◆ **Exercise task**:
All the data should come back exactly as it was given.

◆ **Dataset entries**:

Start

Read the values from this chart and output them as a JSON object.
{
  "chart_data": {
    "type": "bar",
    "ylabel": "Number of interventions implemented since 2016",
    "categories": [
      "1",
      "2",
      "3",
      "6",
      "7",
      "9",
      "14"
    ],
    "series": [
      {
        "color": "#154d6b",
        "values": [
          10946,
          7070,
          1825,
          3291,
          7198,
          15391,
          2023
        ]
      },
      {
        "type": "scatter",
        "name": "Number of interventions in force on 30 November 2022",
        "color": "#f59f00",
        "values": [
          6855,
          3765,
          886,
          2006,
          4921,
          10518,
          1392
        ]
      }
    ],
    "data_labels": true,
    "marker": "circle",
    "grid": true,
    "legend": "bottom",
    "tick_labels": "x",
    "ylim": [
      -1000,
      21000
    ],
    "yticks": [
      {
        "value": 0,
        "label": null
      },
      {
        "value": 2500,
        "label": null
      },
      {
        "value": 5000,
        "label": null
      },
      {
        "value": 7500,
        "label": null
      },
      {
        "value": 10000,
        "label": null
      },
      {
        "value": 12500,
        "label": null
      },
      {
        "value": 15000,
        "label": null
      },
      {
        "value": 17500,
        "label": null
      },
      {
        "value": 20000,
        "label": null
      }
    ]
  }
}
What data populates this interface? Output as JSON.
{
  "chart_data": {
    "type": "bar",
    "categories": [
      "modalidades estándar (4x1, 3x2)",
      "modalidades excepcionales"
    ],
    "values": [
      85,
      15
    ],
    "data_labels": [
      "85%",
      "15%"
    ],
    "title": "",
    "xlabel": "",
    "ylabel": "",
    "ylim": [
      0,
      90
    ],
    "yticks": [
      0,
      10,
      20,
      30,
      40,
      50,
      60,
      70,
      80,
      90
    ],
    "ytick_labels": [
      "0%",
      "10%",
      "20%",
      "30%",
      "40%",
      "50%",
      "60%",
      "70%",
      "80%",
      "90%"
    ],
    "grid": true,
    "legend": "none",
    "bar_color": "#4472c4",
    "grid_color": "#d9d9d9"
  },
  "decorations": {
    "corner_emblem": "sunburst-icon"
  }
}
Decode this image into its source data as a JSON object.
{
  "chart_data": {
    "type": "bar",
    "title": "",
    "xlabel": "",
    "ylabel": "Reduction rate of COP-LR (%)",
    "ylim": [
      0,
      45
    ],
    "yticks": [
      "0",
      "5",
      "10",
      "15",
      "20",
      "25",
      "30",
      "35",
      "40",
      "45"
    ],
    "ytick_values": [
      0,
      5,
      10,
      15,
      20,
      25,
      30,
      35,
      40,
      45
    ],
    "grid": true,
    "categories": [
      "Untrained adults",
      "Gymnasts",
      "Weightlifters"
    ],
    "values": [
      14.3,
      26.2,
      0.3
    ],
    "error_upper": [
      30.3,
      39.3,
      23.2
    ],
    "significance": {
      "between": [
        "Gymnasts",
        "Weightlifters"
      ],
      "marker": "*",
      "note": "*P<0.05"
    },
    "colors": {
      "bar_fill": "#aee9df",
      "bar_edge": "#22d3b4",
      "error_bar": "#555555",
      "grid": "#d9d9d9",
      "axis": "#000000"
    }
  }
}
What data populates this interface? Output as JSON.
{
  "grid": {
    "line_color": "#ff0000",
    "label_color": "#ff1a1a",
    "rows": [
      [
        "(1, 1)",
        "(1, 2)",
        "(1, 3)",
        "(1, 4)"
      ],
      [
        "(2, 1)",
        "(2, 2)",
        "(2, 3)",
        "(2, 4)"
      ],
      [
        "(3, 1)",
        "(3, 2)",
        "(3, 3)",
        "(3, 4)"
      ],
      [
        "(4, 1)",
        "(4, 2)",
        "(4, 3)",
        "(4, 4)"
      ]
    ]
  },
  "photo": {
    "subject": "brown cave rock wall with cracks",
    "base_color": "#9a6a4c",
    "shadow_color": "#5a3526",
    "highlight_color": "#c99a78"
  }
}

End

◆ **Task response**:
Read the values from this chart and output them as a JSON object.
{
  "chart_data": {
    "type": "bar",
    "ylabel": "Number of interventions implemented since 2016",
    "categories": [
      "1",
      "2",
      "3",
      "6",
      "7",
      "9",
      "14"
    ],
    "series": [
      {
        "color": "#154d6b",
        "values": [
          10946,
          7070,
          1825,
          3291,
          7198,
          15391,
          2023
        ]
      },
      {
        "type": "scatter",
        "name": "Number of interventions in force on 30 November 2022",
        "color": "#f59f00",
        "values": [
          6855,
          3765,
          886,
          2006,
          4921,
          10518,
          1392
        ]
      }
    ],
    "data_labels": true,
    "marker": "circle",
    "grid": true,
    "legend": "bottom",
    "tick_labels": "x",
    "ylim": [
      -1000,
      21000
    ],
    "yticks": [
      {
        "value": 0,
        "label": null
      },
      {
        "value": 2500,
        "label": null
      },
      {
        "value": 5000,
        "label": null
      },
      {
        "value": 7500,
        "label": null
      },
      {
        "value": 10000,
        "label": null
      },
      {
        "value": 12500,
        "label": null
      },
      {
        "value": 15000,
        "label": null
      },
      {
        "value": 17500,
        "label": null
      },
      {
        "value": 20000,
        "label": null
      }
    ]
  }
}
What data populates this interface? Output as JSON.
{
  "chart_data": {
    "type": "bar",
    "categories": [
      "modalidades estándar (4x1, 3x2)",
      "modalidades excepcionales"
    ],
    "values": [
      85,
      15
    ],
    "data_labels": [
      "85%",
      "15%"
    ],
    "title": "",
    "xlabel": "",
    "ylabel": "",
    "ylim": [
      0,
      90
    ],
    "yticks": [
      0,
      10,
      20,
      30,
      40,
      50,
      60,
      70,
      80,
      90
    ],
    "ytick_labels": [
      "0%",
      "10%",
      "20%",
      "30%",
      "40%",
      "50%",
      "60%",
      "70%",
      "80%",
      "90%"
    ],
    "grid": true,
    "legend": "none",
    "bar_color": "#4472c4",
    "grid_color": "#d9d9d9"
  },
  "decorations": {
    "corner_emblem": "sunburst-icon"
  }
}
Decode this image into its source data as a JSON object.
{
  "chart_data": {
    "type": "bar",
    "title": "",
    "xlabel": "",
    "ylabel": "Reduction rate of COP-LR (%)",
    "ylim": [
      0,
      45
    ],
    "yticks": [
      "0",
      "5",
      "10",
      "15",
      "20",
      "25",
      "30",
      "35",
      "40",
      "45"
    ],
    "ytick_values": [
      0,
      5,
      10,
      15,
      20,
      25,
      30,
      35,
      40,
      45
    ],
    "grid": true,
    "categories": [
      "Untrained adults",
      "Gymnasts",
      "Weightlifters"
    ],
    "values": [
      14.3,
      26.2,
      0.3
    ],
    "error_upper": [
      30.3,
      39.3,
      23.2
    ],
    "significance": {
      "between": [
        "Gymnasts",
        "Weightlifters"
      ],
      "marker": "*",
      "note": "*P<0.05"
    },
    "colors": {
      "bar_fill": "#aee9df",
      "bar_edge": "#22d3b4",
      "error_bar": "#555555",
      "grid": "#d9d9d9",
      "axis": "#000000"
    }
  }
}
What data populates this interface? Output as JSON.
{
  "grid": {
    "line_color": "#ff0000",
    "label_color": "#ff1a1a",
    "rows": [
      [
        "(1, 1)",
        "(1, 2)",
        "(1, 3)",
        "(1, 4)"
      ],
      [
        "(2, 1)",
        "(2, 2)",
        "(2, 3)",
        "(2, 4)"
      ],
      [
        "(3, 1)",
        "(3, 2)",
        "(3, 3)",
        "(3, 4)"
      ],
      [
        "(4, 1)",
        "(4, 2)",
        "(4, 3)",
        "(4, 4)"
      ]
    ]
  },
  "photo": {
    "subject": "brown cave rock wall with cracks",
    "base_color": "#9a6a4c",
    "shadow_color": "#5a3526",
    "highlight_color": "#c99a78"
  }
}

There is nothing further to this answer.